◆ **OBJECTIVE**
Word for word, restate every line of the material.

— start of RECORD EXTRACTS —

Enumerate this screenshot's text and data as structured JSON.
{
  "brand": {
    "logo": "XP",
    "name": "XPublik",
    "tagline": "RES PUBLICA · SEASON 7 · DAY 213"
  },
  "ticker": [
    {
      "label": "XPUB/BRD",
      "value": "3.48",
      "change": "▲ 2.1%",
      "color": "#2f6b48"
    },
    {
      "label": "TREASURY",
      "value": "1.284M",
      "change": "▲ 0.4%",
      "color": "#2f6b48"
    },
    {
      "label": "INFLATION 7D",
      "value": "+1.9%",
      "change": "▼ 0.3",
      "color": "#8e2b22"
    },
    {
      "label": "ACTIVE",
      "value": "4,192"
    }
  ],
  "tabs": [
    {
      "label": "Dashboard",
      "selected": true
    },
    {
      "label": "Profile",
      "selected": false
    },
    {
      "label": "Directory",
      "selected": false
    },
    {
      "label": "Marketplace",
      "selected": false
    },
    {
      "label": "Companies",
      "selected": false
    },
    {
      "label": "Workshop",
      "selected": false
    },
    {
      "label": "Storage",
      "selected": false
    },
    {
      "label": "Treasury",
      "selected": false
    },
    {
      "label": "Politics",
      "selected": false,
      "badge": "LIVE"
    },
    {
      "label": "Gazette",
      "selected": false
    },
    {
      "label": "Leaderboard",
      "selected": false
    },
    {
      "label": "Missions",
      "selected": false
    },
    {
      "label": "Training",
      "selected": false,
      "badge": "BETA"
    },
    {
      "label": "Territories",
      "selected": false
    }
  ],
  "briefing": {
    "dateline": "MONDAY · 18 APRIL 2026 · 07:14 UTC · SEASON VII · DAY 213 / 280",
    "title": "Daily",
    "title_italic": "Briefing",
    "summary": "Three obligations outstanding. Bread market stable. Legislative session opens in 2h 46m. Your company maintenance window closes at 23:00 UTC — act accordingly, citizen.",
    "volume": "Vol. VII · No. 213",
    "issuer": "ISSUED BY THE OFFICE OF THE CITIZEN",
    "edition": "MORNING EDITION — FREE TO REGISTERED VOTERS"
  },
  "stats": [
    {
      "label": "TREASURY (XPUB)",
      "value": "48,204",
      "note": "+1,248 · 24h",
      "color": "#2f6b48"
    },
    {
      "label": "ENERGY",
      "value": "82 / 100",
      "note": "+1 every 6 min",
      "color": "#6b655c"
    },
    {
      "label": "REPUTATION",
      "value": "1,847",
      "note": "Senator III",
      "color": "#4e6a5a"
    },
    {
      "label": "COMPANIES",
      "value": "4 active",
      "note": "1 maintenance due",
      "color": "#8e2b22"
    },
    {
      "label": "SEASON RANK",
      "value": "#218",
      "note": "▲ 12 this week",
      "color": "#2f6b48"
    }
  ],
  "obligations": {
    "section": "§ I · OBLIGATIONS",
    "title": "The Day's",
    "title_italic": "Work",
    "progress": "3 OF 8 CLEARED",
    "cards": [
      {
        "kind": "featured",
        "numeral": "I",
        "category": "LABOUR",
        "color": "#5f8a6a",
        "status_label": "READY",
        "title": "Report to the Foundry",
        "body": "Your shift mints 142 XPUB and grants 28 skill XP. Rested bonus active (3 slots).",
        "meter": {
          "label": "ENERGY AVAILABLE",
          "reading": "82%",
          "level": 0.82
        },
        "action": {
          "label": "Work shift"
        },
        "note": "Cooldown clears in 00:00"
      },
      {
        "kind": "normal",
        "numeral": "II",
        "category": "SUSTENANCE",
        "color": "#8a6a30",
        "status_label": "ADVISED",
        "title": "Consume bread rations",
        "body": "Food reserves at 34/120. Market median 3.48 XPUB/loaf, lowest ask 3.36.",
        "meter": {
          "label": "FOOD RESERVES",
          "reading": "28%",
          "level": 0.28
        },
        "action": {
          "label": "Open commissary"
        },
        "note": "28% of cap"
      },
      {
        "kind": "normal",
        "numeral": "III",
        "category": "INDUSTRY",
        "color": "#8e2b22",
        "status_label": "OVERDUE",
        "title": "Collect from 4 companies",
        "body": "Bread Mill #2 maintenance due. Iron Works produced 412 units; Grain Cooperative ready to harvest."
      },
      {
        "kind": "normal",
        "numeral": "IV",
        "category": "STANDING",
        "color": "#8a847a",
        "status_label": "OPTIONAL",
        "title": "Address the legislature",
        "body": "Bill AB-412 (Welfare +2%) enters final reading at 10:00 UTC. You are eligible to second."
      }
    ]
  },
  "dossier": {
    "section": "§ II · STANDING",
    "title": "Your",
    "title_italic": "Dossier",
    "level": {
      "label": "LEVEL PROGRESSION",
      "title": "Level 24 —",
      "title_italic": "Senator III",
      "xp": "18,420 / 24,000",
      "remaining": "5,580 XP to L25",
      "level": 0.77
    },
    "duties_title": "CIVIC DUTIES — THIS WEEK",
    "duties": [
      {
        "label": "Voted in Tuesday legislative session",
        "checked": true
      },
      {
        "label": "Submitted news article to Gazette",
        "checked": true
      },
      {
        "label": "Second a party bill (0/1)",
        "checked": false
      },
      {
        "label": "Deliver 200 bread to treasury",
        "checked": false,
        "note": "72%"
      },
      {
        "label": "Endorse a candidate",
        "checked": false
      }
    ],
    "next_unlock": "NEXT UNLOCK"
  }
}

— end of RECORD EXTRACTS —

◆ **TASK SOLUTION**
Enumerate this screenshot's text and data as structured JSON.
{
  "brand": {
    "logo": "XP",
    "name": "XPublik",
    "tagline": "RES PUBLICA · SEASON 7 · DAY 213"
  },
  "ticker": [
    {
      "label": "XPUB/BRD",
      "value": "3.48",
      "change": "▲ 2.1%",
      "color": "#2f6b48"
    },
    {
      "label": "TREASURY",
      "value": "1.284M",
      "change": "▲ 0.4%",
      "color": "#2f6b48"
    },
    {
      "label": "INFLATION 7D",
      "value": "+1.9%",
      "change": "▼ 0.3",
      "color": "#8e2b22"
    },
    {
      "label": "ACTIVE",
      "value": "4,192"
    }
  ],
  "tabs": [
    {
      "label": "Dashboard",
      "selected": true
    },
    {
      "label": "Profile",
      "selected": false
    },
    {
      "label": "Directory",
      "selected": false
    },
    {
      "label": "Marketplace",
      "selected": false
    },
    {
      "label": "Companies",
      "selected": false
    },
    {
      "label": "Workshop",
      "selected": false
    },
    {
      "label": "Storage",
      "selected": false
    },
    {
      "label": "Treasury",
      "selected": false
    },
    {
      "label": "Politics",
      "selected": false,
      "badge": "LIVE"
    },
    {
      "label": "Gazette",
      "selected": false
    },
    {
      "label": "Leaderboard",
      "selected": false
    },
    {
      "label": "Missions",
      "selected": false
    },
    {
      "label": "Training",
      "selected": false,
      "badge": "BETA"
    },
    {
      "label": "Territories",
      "selected": false
    }
  ],
  "briefing": {
    "dateline": "MONDAY · 18 APRIL 2026 · 07:14 UTC · SEASON VII · DAY 213 / 280",
    "title": "Daily",
    "title_italic": "Briefing",
    "summary": "Three obligations outstanding. Bread market stable. Legislative session opens in 2h 46m. Your company maintenance window closes at 23:00 UTC — act accordingly, citizen.",
    "volume": "Vol. VII · No. 213",
    "issuer": "ISSUED BY THE OFFICE OF THE CITIZEN",
    "edition": "MORNING EDITION — FREE TO REGISTERED VOTERS"
  },
  "stats": [
    {
      "label": "TREASURY (XPUB)",
      "value": "48,204",
      "note": "+1,248 · 24h",
      "color": "#2f6b48"
    },
    {
      "label": "ENERGY",
      "value": "82 / 100",
      "note": "+1 every 6 min",
      "color": "#6b655c"
    },
    {
      "label": "REPUTATION",
      "value": "1,847",
      "note": "Senator III",
      "color": "#4e6a5a"
    },
    {
      "label": "COMPANIES",
      "value": "4 active",
      "note": "1 maintenance due",
      "color": "#8e2b22"
    },
    {
      "label": "SEASON RANK",
      "value": "#218",
      "note": "▲ 12 this week",
      "color": "#2f6b48"
    }
  ],
  "obligations": {
    "section": "§ I · OBLIGATIONS",
    "title": "The Day's",
    "title_italic": "Work",
    "progress": "3 OF 8 CLEARED",
    "cards": [
      {
        "kind": "featured",
        "numeral": "I",
        "category": "LABOUR",
        "color": "#5f8a6a",
        "status_label": "READY",
        "title": "Report to the Foundry",
        "body": "Your shift mints 142 XPUB and grants 28 skill XP. Rested bonus active (3 slots).",
        "meter": {
          "label": "ENERGY AVAILABLE",
          "reading": "82%",
          "level": 0.82
        },
        "action": {
          "label": "Work shift"
        },
        "note": "Cooldown clears in 00:00"
      },
      {
        "kind": "normal",
        "numeral": "II",
        "category": "SUSTENANCE",
        "color": "#8a6a30",
        "status_label": "ADVISED",
        "title": "Consume bread rations",
        "body": "Food reserves at 34/120. Market median 3.48 XPUB/loaf, lowest ask 3.36.",
        "meter": {
          "label": "FOOD RESERVES",
          "reading": "28%",
          "level": 0.28
        },
        "action": {
          "label": "Open commissary"
        },
        "note": "28% of cap"
      },
      {
        "kind": "normal",
        "numeral": "III",
        "category": "INDUSTRY",
        "color": "#8e2b22",
        "status_label": "OVERDUE",
        "title": "Collect from 4 companies",
        "body": "Bread Mill #2 maintenance due. Iron Works produced 412 units; Grain Cooperative ready to harvest."
      },
      {
        "kind": "normal",
        "numeral": "IV",
        "category": "STANDING",
        "color": "#8a847a",
        "status_label": "OPTIONAL",
        "title": "Address the legislature",
        "body": "Bill AB-412 (Welfare +2%) enters final reading at 10:00 UTC. You are eligible to second."
      }
    ]
  },
  "dossier": {
    "section": "§ II · STANDING",
    "title": "Your",
    "title_italic": "Dossier",
    "level": {
      "label": "LEVEL PROGRESSION",
      "title": "Level 24 —",
      "title_italic": "Senator III",
      "xp": "18,420 / 24,000",
      "remaining": "5,580 XP to L25",
      "level": 0.77
    },
    "duties_title": "CIVIC DUTIES — THIS WEEK",
    "duties": [
      {
        "label": "Voted in Tuesday legislative session",
        "checked": true
      },
      {
        "label": "Submitted news article to Gazette",
        "checked": true
      },
      {
        "label": "Second a party bill (0/1)",
        "checked": false
      },
      {
        "label": "Deliver 200 bread to treasury",
        "checked": false,
        "note": "72%"
      },
      {
        "label": "Endorse a candidate",
        "checked": false
      }
    ],
    "next_unlock": "NEXT UNLOCK"
  }
}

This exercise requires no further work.